Your objective: Quote the records that follow in full and exactly; leave out the pictures.

Entries supplied:
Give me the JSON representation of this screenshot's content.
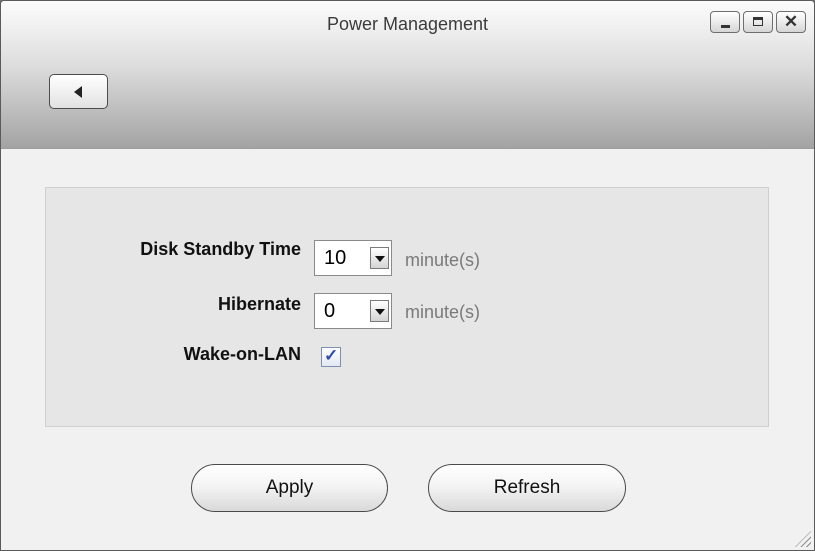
{
  "window": {
    "title": "Power Management",
    "controls": [
      "minimize",
      "maximize",
      "close"
    ],
    "close_glyph": "✕"
  },
  "toolbar": {
    "back_icon": "back-arrow-icon"
  },
  "form": {
    "disk_standby": {
      "label": "Disk Standby Time",
      "value": "10",
      "unit": "minute(s)"
    },
    "hibernate": {
      "label": "Hibernate",
      "value": "0",
      "unit": "minute(s)"
    },
    "wake_on_lan": {
      "label": "Wake-on-LAN",
      "checked": true,
      "check_glyph": "✓"
    }
  },
  "actions": {
    "apply_label": "Apply",
    "refresh_label": "Refresh"
  }
}
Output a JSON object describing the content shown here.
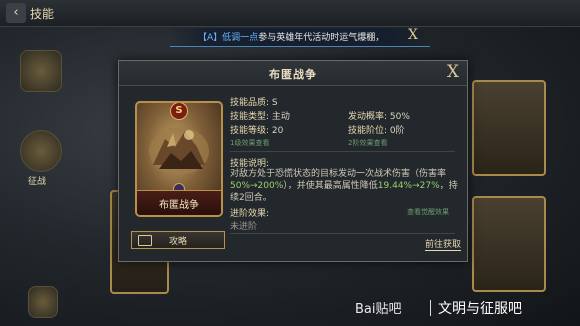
{
  "topbar": {
    "back_glyph": "‹",
    "title": "技能"
  },
  "banner": {
    "prefix": "【A】",
    "highlight": "低调一点",
    "text": "参与英雄年代活动时运气爆棚，",
    "close_glyph": "X"
  },
  "side": {
    "left_label": "征战"
  },
  "dialog": {
    "title": "布匿战争",
    "close_glyph": "X",
    "card": {
      "grade": "S",
      "name": "布匿战争"
    },
    "guide_label": "攻略",
    "quality_label": "技能品质:",
    "quality_value": "S",
    "type_label": "技能类型:",
    "type_value": "主动",
    "level_label": "技能等级:",
    "level_value": "20",
    "level_link": "1级效果查看",
    "chance_label": "发动概率:",
    "chance_value": "50%",
    "stage_label": "技能阶位:",
    "stage_value": "0阶",
    "stage_link": "2阶效果查看",
    "desc_label": "技能说明:",
    "desc_1": "对敌方处于恐慌状态的目标发动一次战术伤害（伤害率",
    "desc_g1": "50%→200%",
    "desc_2": "），并使其最高属性降低",
    "desc_g2": "19.44%→27%",
    "desc_3": "，持续2回合。",
    "adv_label": "进阶效果:",
    "adv_value": "未进阶",
    "adv_link": "查看觉醒效果",
    "obtain_label": "前往获取"
  },
  "watermark": {
    "brand": "Bai贴吧",
    "name": "文明与征服吧"
  }
}
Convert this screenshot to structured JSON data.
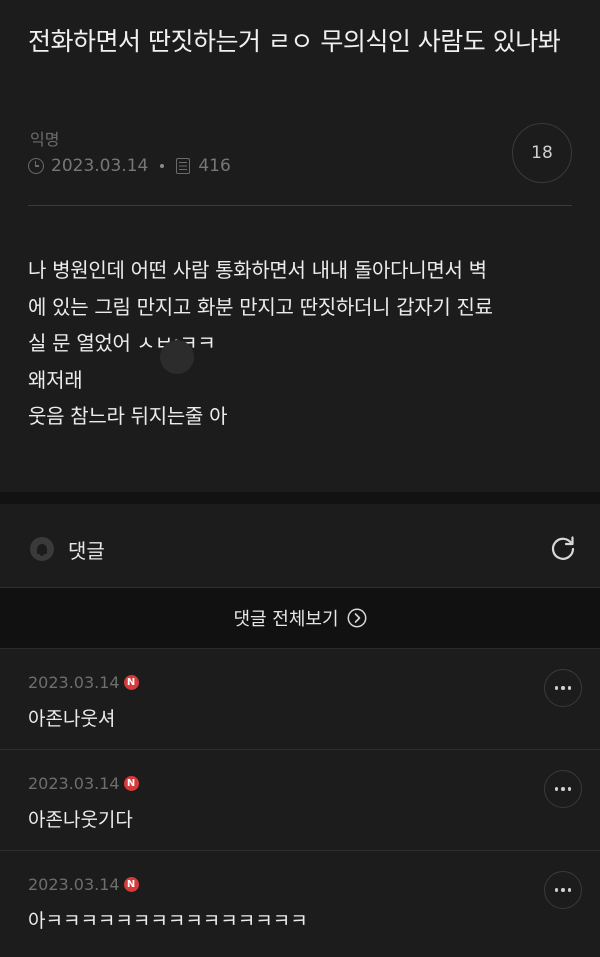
{
  "post": {
    "title": "전화하면서 딴짓하는거 ㄹㅇ 무의식인 사람도 있나봐",
    "author": "익명",
    "date": "2023.03.14",
    "views": "416",
    "comment_count": "18",
    "body_lines": [
      "나 병원인데 어떤 사람 통화하면서 내내 돌아다니면서 벽",
      "에 있는 그림 만지고 화분 만지고 딴짓하더니 갑자기 진료",
      "실 문 열었어 ㅅㅂ;ㅋㅋ",
      "왜저래",
      "웃음 참느라 뒤지는줄 아"
    ]
  },
  "comments_section": {
    "label": "댓글",
    "view_all_label": "댓글 전체보기",
    "badge_letter": "N",
    "items": [
      {
        "date": "2023.03.14",
        "text": "아존나웃셔"
      },
      {
        "date": "2023.03.14",
        "text": "아존나웃기다"
      },
      {
        "date": "2023.03.14",
        "text": "아ㅋㅋㅋㅋㅋㅋㅋㅋㅋㅋㅋㅋㅋㅋㅋ"
      }
    ]
  },
  "icons": {
    "clock": "clock-icon",
    "views": "document-icon",
    "bell": "bell-icon",
    "refresh": "refresh-icon",
    "chevron": "chevron-right-circle-icon",
    "more": "more-dots-icon"
  },
  "colors": {
    "background": "#1a1a1a",
    "badge": "#d63a3a",
    "text": "#ececec",
    "muted": "#6e6e6e"
  }
}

Solution:
Give me the JSON representation of this screenshot's content.
{
  "window": {
    "title": "Power Management",
    "controls": [
      "minimize",
      "maximize",
      "close"
    ],
    "close_glyph": "✕"
  },
  "toolbar": {
    "back_icon": "back-arrow-icon"
  },
  "form": {
    "disk_standby": {
      "label": "Disk Standby Time",
      "value": "10",
      "unit": "minute(s)"
    },
    "hibernate": {
      "label": "Hibernate",
      "value": "0",
      "unit": "minute(s)"
    },
    "wake_on_lan": {
      "label": "Wake-on-LAN",
      "checked": true,
      "check_glyph": "✓"
    }
  },
  "actions": {
    "apply_label": "Apply",
    "refresh_label": "Refresh"
  }
}
Output a JSON object describing the content shown here.
{
  "topbar": {
    "back_glyph": "‹",
    "title": "技能"
  },
  "banner": {
    "prefix": "【A】",
    "highlight": "低调一点",
    "text": "参与英雄年代活动时运气爆棚，",
    "close_glyph": "X"
  },
  "side": {
    "left_label": "征战"
  },
  "dialog": {
    "title": "布匿战争",
    "close_glyph": "X",
    "card": {
      "grade": "S",
      "name": "布匿战争"
    },
    "guide_label": "攻略",
    "quality_label": "技能品质:",
    "quality_value": "S",
    "type_label": "技能类型:",
    "type_value": "主动",
    "level_label": "技能等级:",
    "level_value": "20",
    "level_link": "1级效果查看",
    "chance_label": "发动概率:",
    "chance_value": "50%",
    "stage_label": "技能阶位:",
    "stage_value": "0阶",
    "stage_link": "2阶效果查看",
    "desc_label": "技能说明:",
    "desc_1": "对敌方处于恐慌状态的目标发动一次战术伤害（伤害率",
    "desc_g1": "50%→200%",
    "desc_2": "），并使其最高属性降低",
    "desc_g2": "19.44%→27%",
    "desc_3": "，持续2回合。",
    "adv_label": "进阶效果:",
    "adv_value": "未进阶",
    "adv_link": "查看觉醒效果",
    "obtain_label": "前往获取"
  },
  "watermark": {
    "brand": "Bai贴吧",
    "name": "文明与征服吧"
  }
}
Convert this screenshot to structured JSON data.
{
  "post": {
    "title": "전화하면서 딴짓하는거 ㄹㅇ 무의식인 사람도 있나봐",
    "author": "익명",
    "date": "2023.03.14",
    "views": "416",
    "comment_count": "18",
    "body_lines": [
      "나 병원인데 어떤 사람 통화하면서 내내 돌아다니면서 벽",
      "에 있는 그림 만지고 화분 만지고 딴짓하더니 갑자기 진료",
      "실 문 열었어 ㅅㅂ;ㅋㅋ",
      "왜저래",
      "웃음 참느라 뒤지는줄 아"
    ]
  },
  "comments_section": {
    "label": "댓글",
    "view_all_label": "댓글 전체보기",
    "badge_letter": "N",
    "items": [
      {
        "date": "2023.03.14",
        "text": "아존나웃셔"
      },
      {
        "date": "2023.03.14",
        "text": "아존나웃기다"
      },
      {
        "date": "2023.03.14",
        "text": "아ㅋㅋㅋㅋㅋㅋㅋㅋㅋㅋㅋㅋㅋㅋㅋ"
      }
    ]
  },
  "icons": {
    "clock": "clock-icon",
    "views": "document-icon",
    "bell": "bell-icon",
    "refresh": "refresh-icon",
    "chevron": "chevron-right-circle-icon",
    "more": "more-dots-icon"
  },
  "colors": {
    "background": "#1a1a1a",
    "badge": "#d63a3a",
    "text": "#ececec",
    "muted": "#6e6e6e"
  }
}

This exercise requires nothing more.